* begin The input *

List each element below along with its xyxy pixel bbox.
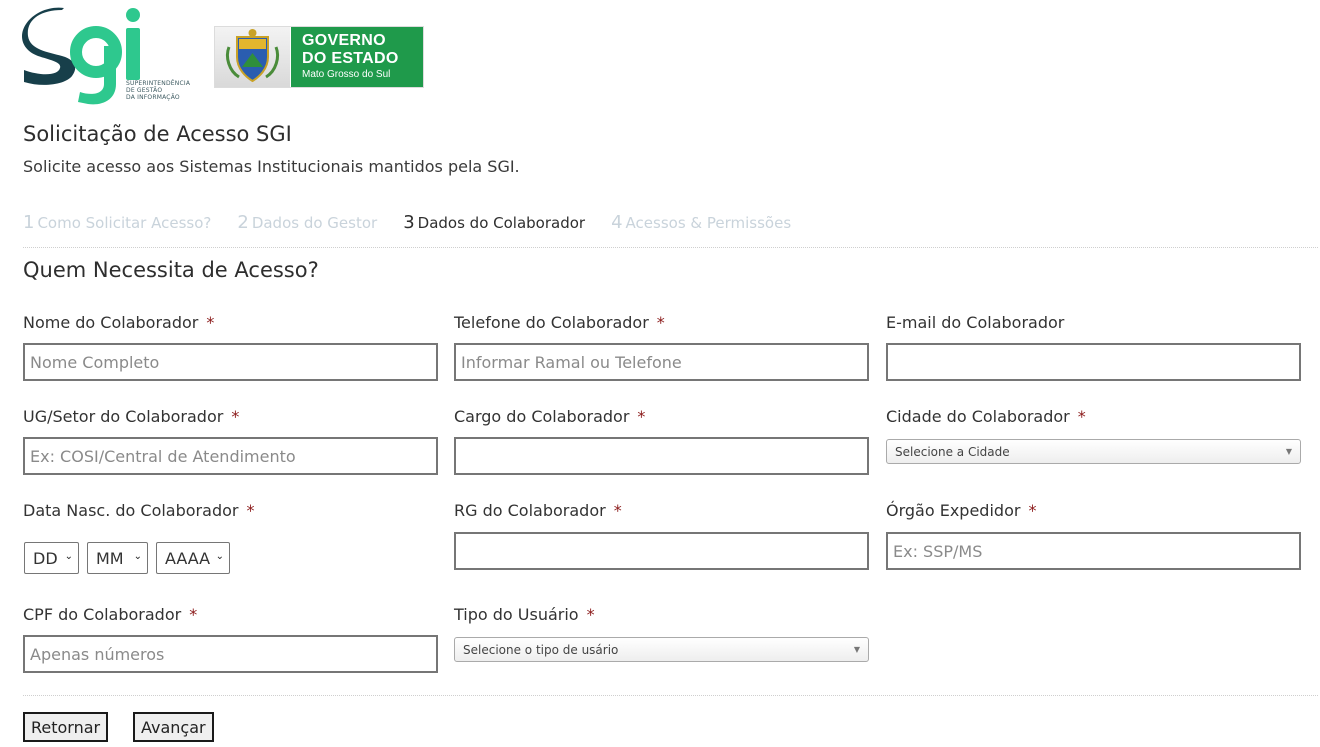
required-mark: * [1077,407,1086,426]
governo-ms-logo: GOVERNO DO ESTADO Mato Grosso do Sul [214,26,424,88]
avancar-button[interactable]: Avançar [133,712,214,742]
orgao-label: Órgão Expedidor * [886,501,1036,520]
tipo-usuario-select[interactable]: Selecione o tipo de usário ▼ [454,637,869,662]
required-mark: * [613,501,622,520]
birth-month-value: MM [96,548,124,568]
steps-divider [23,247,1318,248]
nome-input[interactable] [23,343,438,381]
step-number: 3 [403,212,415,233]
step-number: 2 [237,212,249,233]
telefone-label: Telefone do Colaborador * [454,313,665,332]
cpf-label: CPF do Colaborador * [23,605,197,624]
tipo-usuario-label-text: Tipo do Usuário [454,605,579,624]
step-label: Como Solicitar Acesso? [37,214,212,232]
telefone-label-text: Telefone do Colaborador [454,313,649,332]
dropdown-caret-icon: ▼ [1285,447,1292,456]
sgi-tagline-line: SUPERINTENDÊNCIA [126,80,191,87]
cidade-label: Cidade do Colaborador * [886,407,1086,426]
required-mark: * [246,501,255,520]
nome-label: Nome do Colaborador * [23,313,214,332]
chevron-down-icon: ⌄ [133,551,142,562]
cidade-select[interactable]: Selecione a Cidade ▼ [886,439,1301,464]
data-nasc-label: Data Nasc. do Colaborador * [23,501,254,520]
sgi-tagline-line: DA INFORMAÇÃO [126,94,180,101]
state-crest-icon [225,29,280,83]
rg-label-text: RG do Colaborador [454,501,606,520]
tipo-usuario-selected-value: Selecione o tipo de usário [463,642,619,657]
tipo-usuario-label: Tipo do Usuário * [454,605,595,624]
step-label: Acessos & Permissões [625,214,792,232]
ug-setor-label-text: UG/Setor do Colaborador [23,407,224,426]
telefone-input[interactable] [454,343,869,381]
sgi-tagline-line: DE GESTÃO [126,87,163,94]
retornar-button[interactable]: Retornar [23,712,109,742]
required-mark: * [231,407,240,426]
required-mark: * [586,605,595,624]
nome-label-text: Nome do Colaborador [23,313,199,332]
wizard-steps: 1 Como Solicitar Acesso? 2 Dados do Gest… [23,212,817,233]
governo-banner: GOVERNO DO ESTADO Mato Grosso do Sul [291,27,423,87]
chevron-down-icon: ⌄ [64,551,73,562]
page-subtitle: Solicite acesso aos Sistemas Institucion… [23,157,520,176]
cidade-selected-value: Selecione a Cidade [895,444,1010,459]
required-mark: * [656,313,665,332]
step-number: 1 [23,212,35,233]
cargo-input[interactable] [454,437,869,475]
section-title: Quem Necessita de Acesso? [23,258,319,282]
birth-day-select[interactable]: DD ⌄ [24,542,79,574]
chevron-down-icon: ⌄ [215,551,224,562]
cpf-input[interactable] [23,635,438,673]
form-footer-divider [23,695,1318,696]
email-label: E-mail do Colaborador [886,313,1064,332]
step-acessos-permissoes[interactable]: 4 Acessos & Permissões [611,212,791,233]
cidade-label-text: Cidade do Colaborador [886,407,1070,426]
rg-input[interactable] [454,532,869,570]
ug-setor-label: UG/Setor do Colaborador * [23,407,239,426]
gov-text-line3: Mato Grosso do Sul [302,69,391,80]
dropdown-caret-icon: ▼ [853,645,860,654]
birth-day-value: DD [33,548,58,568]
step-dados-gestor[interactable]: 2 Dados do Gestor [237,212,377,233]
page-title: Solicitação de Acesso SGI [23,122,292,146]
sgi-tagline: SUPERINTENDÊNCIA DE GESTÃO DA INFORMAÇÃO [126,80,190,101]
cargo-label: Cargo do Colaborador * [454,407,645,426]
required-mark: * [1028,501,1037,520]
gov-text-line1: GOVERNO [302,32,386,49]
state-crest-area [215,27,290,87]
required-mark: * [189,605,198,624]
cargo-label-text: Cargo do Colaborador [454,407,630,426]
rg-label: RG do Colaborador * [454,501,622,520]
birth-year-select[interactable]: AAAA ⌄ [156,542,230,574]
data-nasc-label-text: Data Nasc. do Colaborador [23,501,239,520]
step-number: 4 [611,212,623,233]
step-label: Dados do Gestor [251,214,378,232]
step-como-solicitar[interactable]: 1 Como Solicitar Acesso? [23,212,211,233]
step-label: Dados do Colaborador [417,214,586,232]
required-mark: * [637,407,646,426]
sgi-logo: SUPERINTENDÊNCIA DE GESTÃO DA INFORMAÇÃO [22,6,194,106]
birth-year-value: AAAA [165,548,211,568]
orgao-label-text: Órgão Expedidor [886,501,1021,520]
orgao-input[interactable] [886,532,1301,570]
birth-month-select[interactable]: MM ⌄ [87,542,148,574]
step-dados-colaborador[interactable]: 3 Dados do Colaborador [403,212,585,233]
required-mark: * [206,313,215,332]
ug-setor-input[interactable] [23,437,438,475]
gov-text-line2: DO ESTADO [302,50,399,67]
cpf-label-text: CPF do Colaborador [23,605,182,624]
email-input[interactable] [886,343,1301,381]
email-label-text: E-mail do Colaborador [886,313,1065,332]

* end The input *

__Written request__
Copy every line of the material verbatim, from the line containing "required-mark: * [1077,407,1086,426]" down to the line containing "tipo-usuario-label-text: Tipo do", including both.

__Exercise response__
required-mark: * [1077,407,1086,426]
governo-ms-logo: GOVERNO DO ESTADO Mato Grosso do Sul [214,26,424,88]
avancar-button[interactable]: Avançar [133,712,214,742]
orgao-label: Órgão Expedidor * [886,501,1036,520]
tipo-usuario-select[interactable]: Selecione o tipo de usário ▼ [454,637,869,662]
required-mark: * [613,501,622,520]
birth-month-value: MM [96,548,124,568]
steps-divider [23,247,1318,248]
nome-input[interactable] [23,343,438,381]
step-number: 3 [403,212,415,233]
step-number: 2 [237,212,249,233]
telefone-label: Telefone do Colaborador * [454,313,665,332]
cpf-label: CPF do Colaborador * [23,605,197,624]
tipo-usuario-label-text: Tipo do Usuário [454,605,579,624]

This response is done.